What needs to be done:
Send each entry back exactly as given, pictures excluded.
* Start Supplied data *
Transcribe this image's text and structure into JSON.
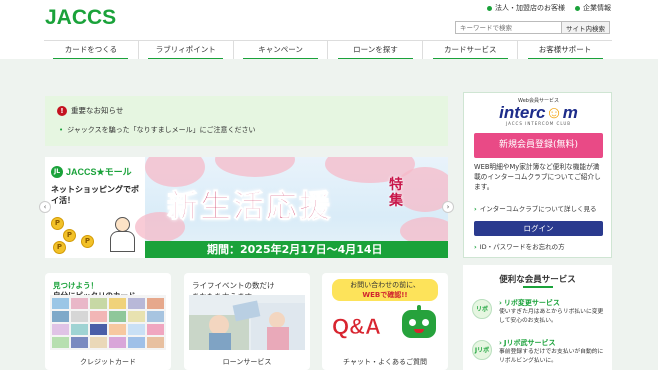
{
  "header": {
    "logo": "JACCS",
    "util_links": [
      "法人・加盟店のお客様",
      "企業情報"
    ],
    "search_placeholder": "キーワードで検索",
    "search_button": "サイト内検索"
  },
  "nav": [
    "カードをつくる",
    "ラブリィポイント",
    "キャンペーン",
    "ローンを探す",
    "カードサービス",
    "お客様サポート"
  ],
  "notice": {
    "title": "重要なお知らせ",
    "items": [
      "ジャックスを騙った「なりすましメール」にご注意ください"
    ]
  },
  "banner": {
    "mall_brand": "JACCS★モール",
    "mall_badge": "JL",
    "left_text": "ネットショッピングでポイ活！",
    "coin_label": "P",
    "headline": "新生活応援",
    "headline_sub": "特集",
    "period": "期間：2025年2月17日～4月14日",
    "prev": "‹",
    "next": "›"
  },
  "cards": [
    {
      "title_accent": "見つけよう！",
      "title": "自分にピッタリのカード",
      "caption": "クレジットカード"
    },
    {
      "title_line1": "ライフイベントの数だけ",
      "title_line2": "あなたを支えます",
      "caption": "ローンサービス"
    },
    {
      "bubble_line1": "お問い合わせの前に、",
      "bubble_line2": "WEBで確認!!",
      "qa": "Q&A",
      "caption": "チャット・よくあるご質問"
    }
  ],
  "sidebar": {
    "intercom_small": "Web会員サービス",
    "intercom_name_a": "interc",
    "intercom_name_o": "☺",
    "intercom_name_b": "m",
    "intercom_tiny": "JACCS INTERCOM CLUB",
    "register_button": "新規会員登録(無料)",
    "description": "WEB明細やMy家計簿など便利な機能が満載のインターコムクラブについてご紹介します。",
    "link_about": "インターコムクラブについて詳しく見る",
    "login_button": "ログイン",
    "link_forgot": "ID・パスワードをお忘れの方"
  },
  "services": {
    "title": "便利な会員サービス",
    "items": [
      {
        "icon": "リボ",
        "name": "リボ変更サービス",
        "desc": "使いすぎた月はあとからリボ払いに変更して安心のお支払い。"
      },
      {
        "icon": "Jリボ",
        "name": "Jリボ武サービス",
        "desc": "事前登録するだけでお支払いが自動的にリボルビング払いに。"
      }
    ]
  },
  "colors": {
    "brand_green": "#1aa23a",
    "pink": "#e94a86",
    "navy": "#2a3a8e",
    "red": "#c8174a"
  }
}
* End Supplied data *
Reply:
Transcribe this image's text and structure into JSON.
{
  "header": {
    "logo": "JACCS",
    "util_links": [
      "法人・加盟店のお客様",
      "企業情報"
    ],
    "search_placeholder": "キーワードで検索",
    "search_button": "サイト内検索"
  },
  "nav": [
    "カードをつくる",
    "ラブリィポイント",
    "キャンペーン",
    "ローンを探す",
    "カードサービス",
    "お客様サポート"
  ],
  "notice": {
    "title": "重要なお知らせ",
    "items": [
      "ジャックスを騙った「なりすましメール」にご注意ください"
    ]
  },
  "banner": {
    "mall_brand": "JACCS★モール",
    "mall_badge": "JL",
    "left_text": "ネットショッピングでポイ活！",
    "coin_label": "P",
    "headline": "新生活応援",
    "headline_sub": "特集",
    "period": "期間：2025年2月17日～4月14日",
    "prev": "‹",
    "next": "›"
  },
  "cards": [
    {
      "title_accent": "見つけよう！",
      "title": "自分にピッタリのカード",
      "caption": "クレジットカード"
    },
    {
      "title_line1": "ライフイベントの数だけ",
      "title_line2": "あなたを支えます",
      "caption": "ローンサービス"
    },
    {
      "bubble_line1": "お問い合わせの前に、",
      "bubble_line2": "WEBで確認!!",
      "qa": "Q&A",
      "caption": "チャット・よくあるご質問"
    }
  ],
  "sidebar": {
    "intercom_small": "Web会員サービス",
    "intercom_name_a": "interc",
    "intercom_name_o": "☺",
    "intercom_name_b": "m",
    "intercom_tiny": "JACCS INTERCOM CLUB",
    "register_button": "新規会員登録(無料)",
    "description": "WEB明細やMy家計簿など便利な機能が満載のインターコムクラブについてご紹介します。",
    "link_about": "インターコムクラブについて詳しく見る",
    "login_button": "ログイン",
    "link_forgot": "ID・パスワードをお忘れの方"
  },
  "services": {
    "title": "便利な会員サービス",
    "items": [
      {
        "icon": "リボ",
        "name": "リボ変更サービス",
        "desc": "使いすぎた月はあとからリボ払いに変更して安心のお支払い。"
      },
      {
        "icon": "Jリボ",
        "name": "Jリボ武サービス",
        "desc": "事前登録するだけでお支払いが自動的にリボルビング払いに。"
      }
    ]
  },
  "colors": {
    "brand_green": "#1aa23a",
    "pink": "#e94a86",
    "navy": "#2a3a8e",
    "red": "#c8174a"
  }
}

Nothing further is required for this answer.